Stated goal: Pick out each line of the records that includes the string "SPEC", and copy it.

Data entries:
——
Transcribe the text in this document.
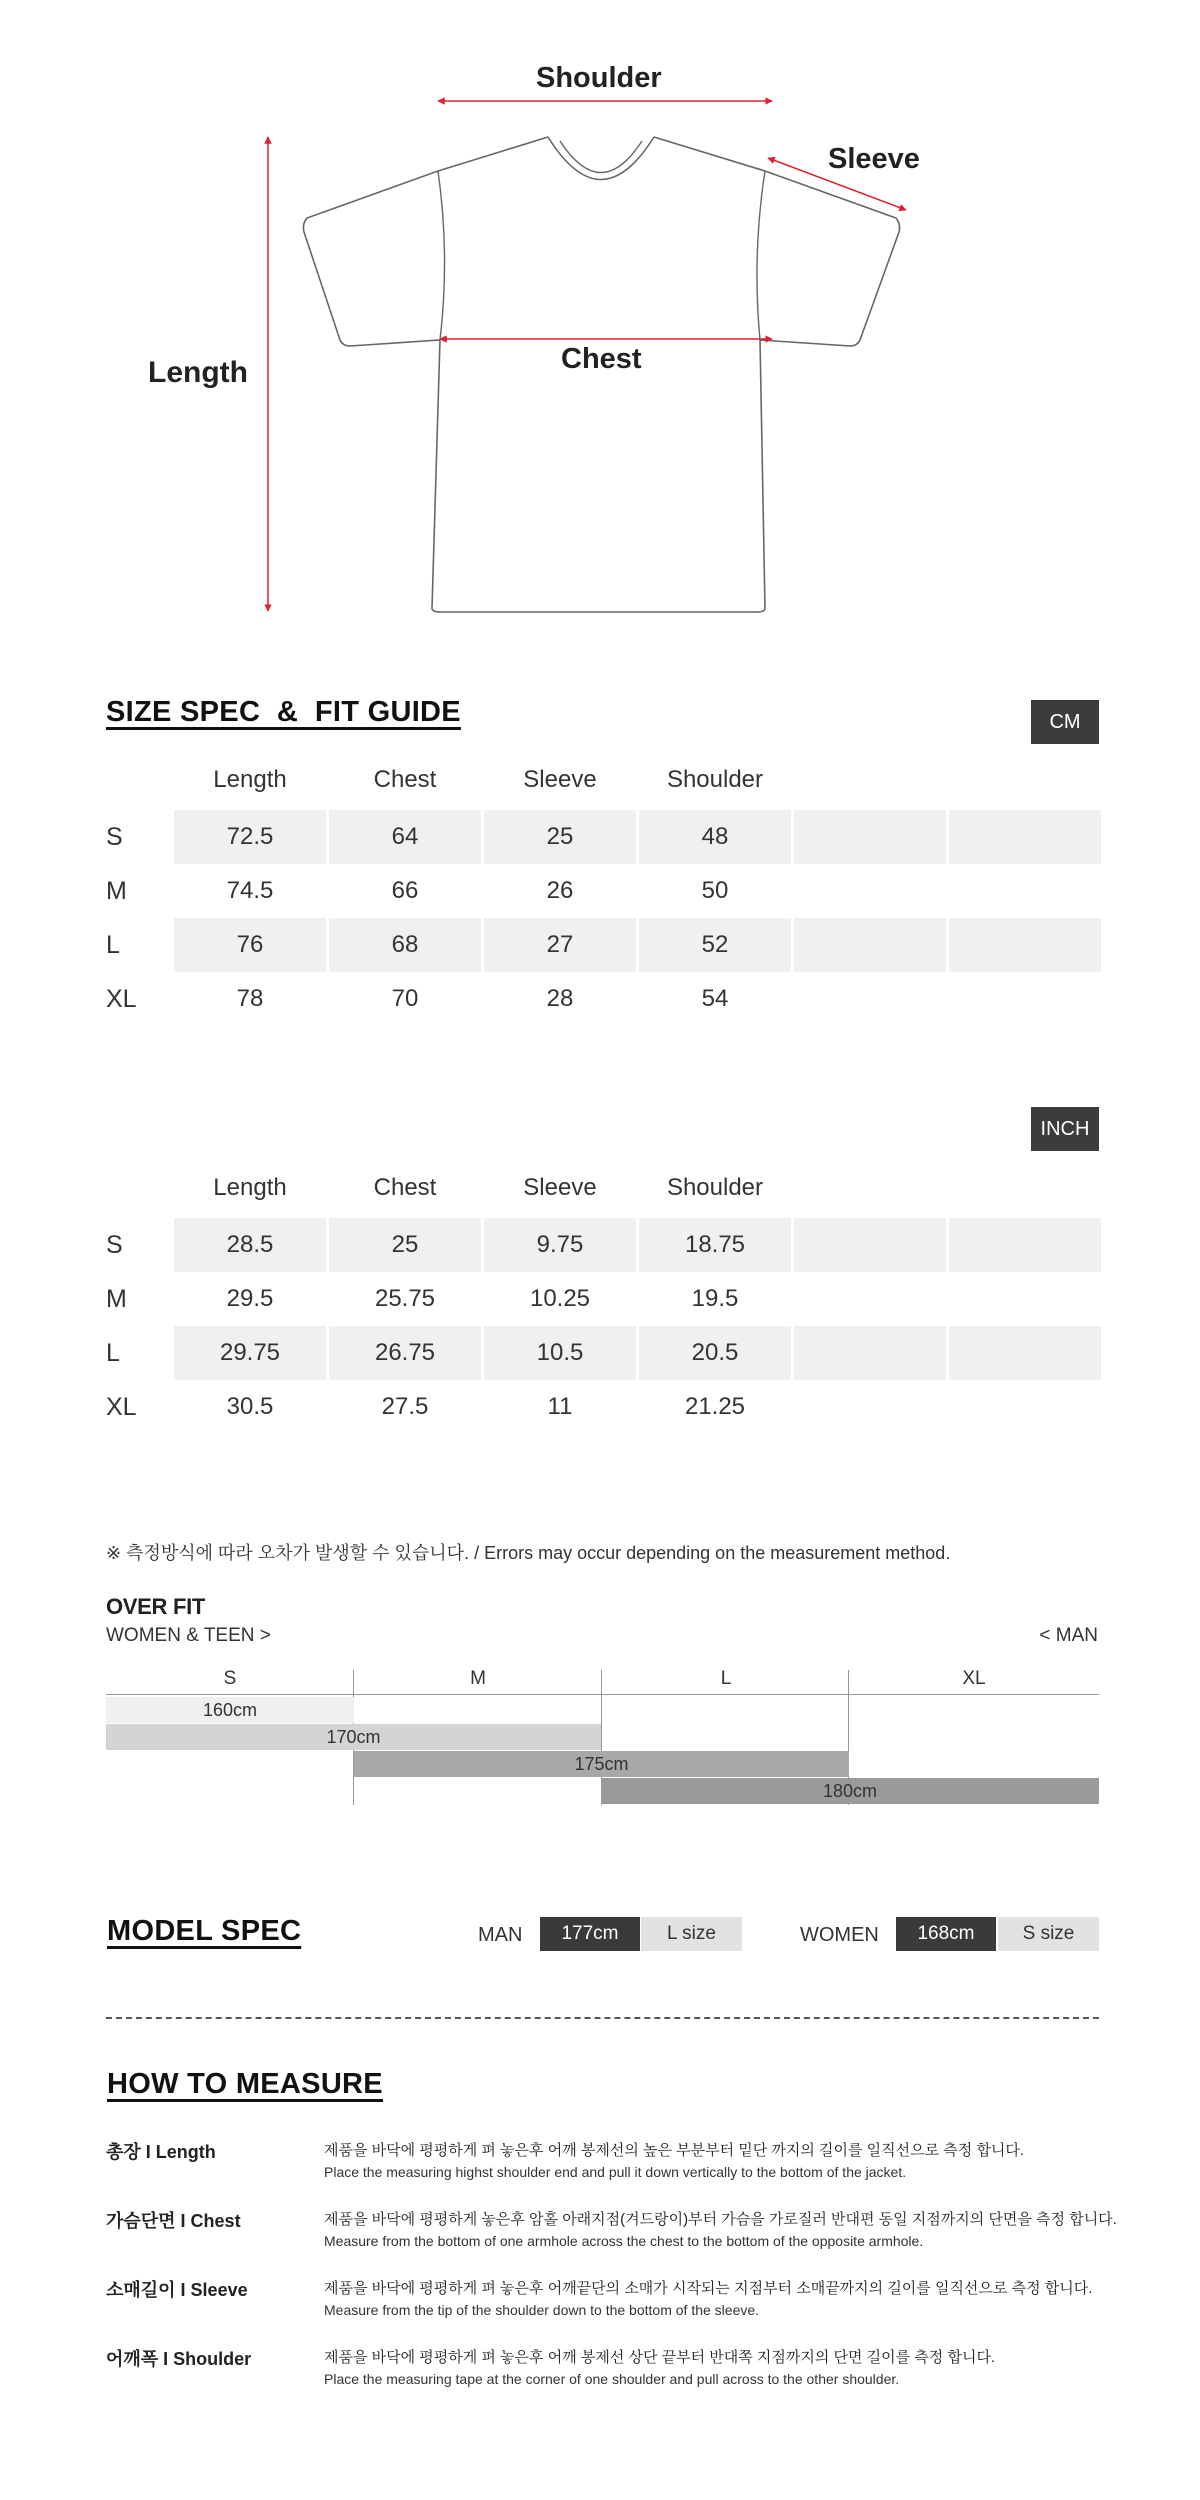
Shoulder
Sleeve
Chest
Length
SIZE SPEC  &  FIT GUIDE	CM
Length	Chest	Sleeve	Shoulder
S	72.5	64	25	48
M	74.5	66	26	50
L	76	68	27	52
XL	78	70	28	54
INCH
Length	Chest	Sleeve	Shoulder
S	28.5	25	9.75	18.75
M	29.5	25.75	10.25	19.5
L	29.75	26.75	10.5	20.5
XL	30.5	27.5	11	21.25
※ 측정방식에 따라 오차가 발생할 수 있습니다. / Errors may occur depending on the measurement method.
OVER FIT
WOMEN & TEEN >	< MAN
S	M	L	XL
160cm
170cm
175cm
180cm
MODEL SPEC	MAN	177cm	L size	WOMEN	168cm	S size
HOW TO MEASURE
총장 I Length	제품을 바닥에 평평하게 펴 놓은후 어깨 봉제선의 높은 부분부터 밑단 까지의 길이를 일직선으로 측정 합니다.
Place the measuring highst shoulder end and pull it down vertically to the bottom of the jacket.
가슴단면 I Chest	제품을 바닥에 평평하게 놓은후 암홀 아래지점(겨드랑이)부터 가슴을 가로질러 반대편 동일 지점까지의 단면을 측정 합니다.
Measure from the bottom of one armhole across the chest to the bottom of the opposite armhole.
소매길이 I Sleeve	제품을 바닥에 평평하게 펴 놓은후 어깨끝단의 소매가 시작되는 지점부터 소매끝까지의 길이를 일직선으로 측정 합니다.
Measure from the tip of the shoulder down to the bottom of the sleeve.
어깨폭 I Shoulder	제품을 바닥에 평평하게 펴 놓은후 어깨 봉제선 상단 끝부터 반대쪽 지점까지의 단면 길이를 측정 합니다.
Place the measuring tape at the corner of one shoulder and pull across to the other shoulder.
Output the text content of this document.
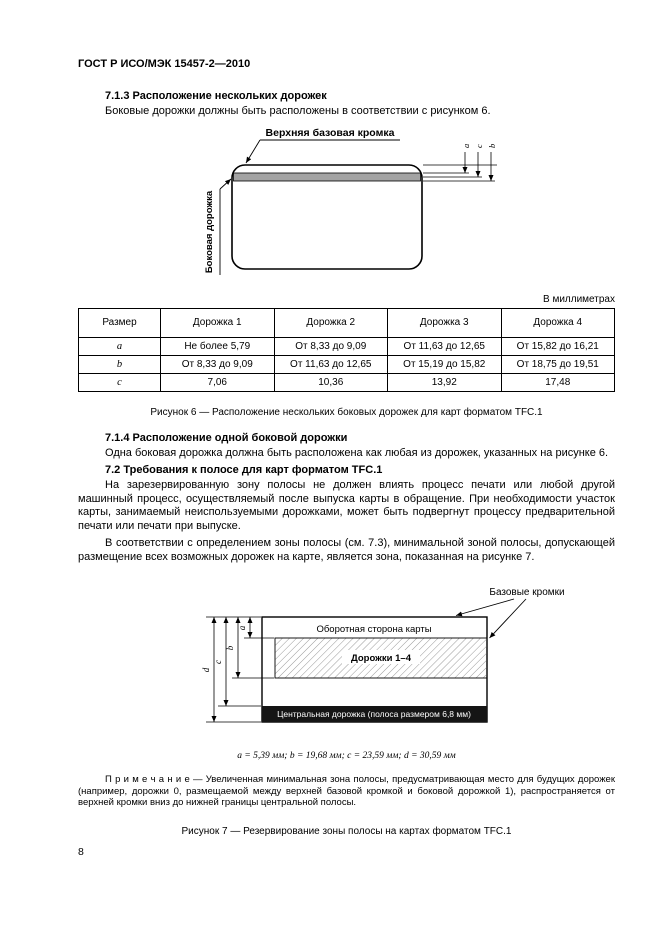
ГОСТ Р ИСО/МЭК 15457-2—2010
7.1.3 Расположение нескольких дорожек

Боковые дорожки должны быть расположены в соответствии с рисунком 6.

Верхняя базовая кромка
Боковая дорожка
a c b
В миллиметрах
Размер	Дорожка 1	Дорожка 2	Дорожка 3	Дорожка 4
a	Не более 5,79	От 8,33 до 9,09	От 11,63 до 12,65	От 15,82 до 16,21
b	От 8,33 до 9,09	От 11,63 до 12,65	От 15,19 до 15,82	От 18,75 до 19,51
c	7,06	10,36	13,92	17,48
Рисунок 6 — Расположение нескольких боковых дорожек для карт форматом TFC.1
7.1.4 Расположение одной боковой дорожки

Одна боковая дорожка должна быть расположена как любая из дорожек, указанных на рисунке 6.

7.2 Требования к полосе для карт форматом TFC.1

На зарезервированную зону полосы не должен влиять процесс печати или любой другой машинный процесс, осуществляемый после выпуска карты в обращение. При необходимости участок карты, занимаемый неиспользуемыми дорожками, может быть подвергнут процессу предварительной печати или печати при выпуске.

В соответствии с определением зоны полосы (см. 7.3), минимальной зоной полосы, допускающей размещение всех возможных дорожек на карте, является зона, показанная на рисунке 7.

Оборотная сторона карты
Дорожки 1–4
Центральная дорожка (полоса размером 6,8 мм)
Базовые кромки
a
b
c
d
a = 5,39 мм; b = 19,68 мм; c = 23,59 мм; d = 30,59 мм

П р и м е ч а н и е — Увеличенная минимальная зона полосы, предусматривающая место для будущих дорожек (например, дорожки 0, размещаемой между верхней базовой кромкой и боковой дорожкой 1), распространяется от верхней кромки вниз до нижней границы центральной полосы.

Рисунок 7 — Резервирование зоны полосы на картах форматом TFC.1
8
——
Solution to the exercise:
SIZE SPEC  &  FIT GUIDE	CM
MODEL SPEC	MAN	177cm	L size	WOMEN	168cm	S size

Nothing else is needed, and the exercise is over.